[Start RECORDS FOR THIS EXERCISE]

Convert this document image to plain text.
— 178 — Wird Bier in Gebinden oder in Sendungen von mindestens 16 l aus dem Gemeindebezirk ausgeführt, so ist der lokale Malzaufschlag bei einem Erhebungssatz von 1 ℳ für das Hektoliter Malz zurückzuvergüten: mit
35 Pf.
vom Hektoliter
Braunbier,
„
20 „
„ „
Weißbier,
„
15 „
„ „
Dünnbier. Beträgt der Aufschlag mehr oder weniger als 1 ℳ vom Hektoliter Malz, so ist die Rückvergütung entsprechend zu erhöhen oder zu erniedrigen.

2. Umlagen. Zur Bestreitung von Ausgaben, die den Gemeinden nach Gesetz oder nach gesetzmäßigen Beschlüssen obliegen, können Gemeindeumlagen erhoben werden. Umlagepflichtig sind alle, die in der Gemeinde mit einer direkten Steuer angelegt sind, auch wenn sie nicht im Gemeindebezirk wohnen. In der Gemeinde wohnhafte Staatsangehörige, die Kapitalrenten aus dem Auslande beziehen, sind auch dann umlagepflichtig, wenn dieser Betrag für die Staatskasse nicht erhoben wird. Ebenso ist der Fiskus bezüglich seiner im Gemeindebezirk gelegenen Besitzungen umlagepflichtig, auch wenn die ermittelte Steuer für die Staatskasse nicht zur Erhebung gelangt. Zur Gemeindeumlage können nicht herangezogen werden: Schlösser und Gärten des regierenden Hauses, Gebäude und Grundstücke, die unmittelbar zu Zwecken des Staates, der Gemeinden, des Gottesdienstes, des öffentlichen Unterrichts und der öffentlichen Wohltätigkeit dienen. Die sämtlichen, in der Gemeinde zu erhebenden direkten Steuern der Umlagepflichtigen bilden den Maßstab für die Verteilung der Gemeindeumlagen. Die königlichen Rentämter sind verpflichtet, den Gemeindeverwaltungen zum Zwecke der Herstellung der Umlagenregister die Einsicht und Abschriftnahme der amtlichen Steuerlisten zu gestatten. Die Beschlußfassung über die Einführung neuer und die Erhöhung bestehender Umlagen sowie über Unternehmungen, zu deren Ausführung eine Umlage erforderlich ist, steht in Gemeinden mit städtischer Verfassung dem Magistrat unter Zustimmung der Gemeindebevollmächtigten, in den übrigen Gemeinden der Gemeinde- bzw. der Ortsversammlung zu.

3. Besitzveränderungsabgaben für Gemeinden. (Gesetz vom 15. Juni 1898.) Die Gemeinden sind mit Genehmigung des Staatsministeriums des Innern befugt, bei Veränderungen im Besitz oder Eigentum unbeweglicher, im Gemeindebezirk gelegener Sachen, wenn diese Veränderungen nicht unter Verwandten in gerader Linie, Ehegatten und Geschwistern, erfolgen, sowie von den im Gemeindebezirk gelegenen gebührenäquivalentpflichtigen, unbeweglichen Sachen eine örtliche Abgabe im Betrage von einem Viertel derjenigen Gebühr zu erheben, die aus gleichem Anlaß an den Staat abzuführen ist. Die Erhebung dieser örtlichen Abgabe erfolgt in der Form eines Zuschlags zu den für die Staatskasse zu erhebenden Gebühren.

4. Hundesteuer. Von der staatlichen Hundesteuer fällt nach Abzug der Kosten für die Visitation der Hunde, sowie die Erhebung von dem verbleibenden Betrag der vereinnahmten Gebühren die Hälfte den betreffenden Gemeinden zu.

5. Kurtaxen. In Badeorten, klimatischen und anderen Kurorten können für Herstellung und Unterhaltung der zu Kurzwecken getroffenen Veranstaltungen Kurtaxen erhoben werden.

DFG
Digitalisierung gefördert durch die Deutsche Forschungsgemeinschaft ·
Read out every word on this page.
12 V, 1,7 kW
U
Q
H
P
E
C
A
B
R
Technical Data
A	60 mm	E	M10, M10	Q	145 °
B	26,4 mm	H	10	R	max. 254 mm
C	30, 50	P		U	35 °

[End RECORDS FOR THIS EXERCISE]

PROBLEM STATEMENT
Look through the entries and return every line where "wenn" appears.

SOLUTION
2. Umlagen. Zur Bestreitung von Ausgaben, die den Gemeinden nach Gesetz oder nach gesetzmäßigen Beschlüssen obliegen, können Gemeindeumlagen erhoben werden. Umlagepflichtig sind alle, die in der Gemeinde mit einer direkten Steuer angelegt sind, auch wenn sie nicht im Gemeindebezirk wohnen. In der Gemeinde wohnhafte Staatsangehörige, die Kapitalrenten aus dem Auslande beziehen, sind auch dann umlagepflichtig, wenn dieser Betrag für die Staatskasse nicht erhoben wird. Ebenso ist der Fiskus bezüglich seiner im Gemeindebezirk gelegenen Besitzungen umlagepflichtig, auch wenn die ermittelte Steuer für die Staatskasse nicht zur Erhebung gelangt. Zur Gemeindeumlage können nicht herangezogen werden: Schlösser und Gärten des regierenden Hauses, Gebäude und Grundstücke, die unmittelbar zu Zwecken des Staates, der Gemeinden, des Gottesdienstes, des öffentlichen Unterrichts und der öffentlichen Wohltätigkeit dienen. Die sämtlichen, in der Gemeinde zu erhebenden direkten Steuern der Umlagepflichtigen bilden den Maßstab für die Verteilung der Gemeindeumlagen. Die königlichen Rentämter sind verpflichtet, den Gemeindeverwaltungen zum Zwecke der Herstellung der Umlagenregister die Einsicht und Abschriftnahme der amtlichen Steuerlisten zu gestatten. Die Beschlußfassung über die Einführung neuer und die Erhöhung bestehender Umlagen sowie über Unternehmungen, zu deren Ausführung eine Umlage erforderlich ist, steht in Gemeinden mit städtischer Verfassung dem Magistrat unter Zustimmung der Gemeindebevollmächtigten, in den übrigen Gemeinden der Gemeinde- bzw. der Ortsversammlung zu.
3. Besitzveränderungsabgaben für Gemeinden. (Gesetz vom 15. Juni 1898.) Die Gemeinden sind mit Genehmigung des Staatsministeriums des Innern befugt, bei Veränderungen im Besitz oder Eigentum unbeweglicher, im Gemeindebezirk gelegener Sachen, wenn diese Veränderungen nicht unter Verwandten in gerader Linie, Ehegatten und Geschwistern, erfolgen, sowie von den im Gemeindebezirk gelegenen gebührenäquivalentpflichtigen, unbeweglichen Sachen eine örtliche Abgabe im Betrage von einem Viertel derjenigen Gebühr zu erheben, die aus gleichem Anlaß an den Staat abzuführen ist. Die Erhebung dieser örtlichen Abgabe erfolgt in der Form eines Zuschlags zu den für die Staatskasse zu erhebenden Gebühren.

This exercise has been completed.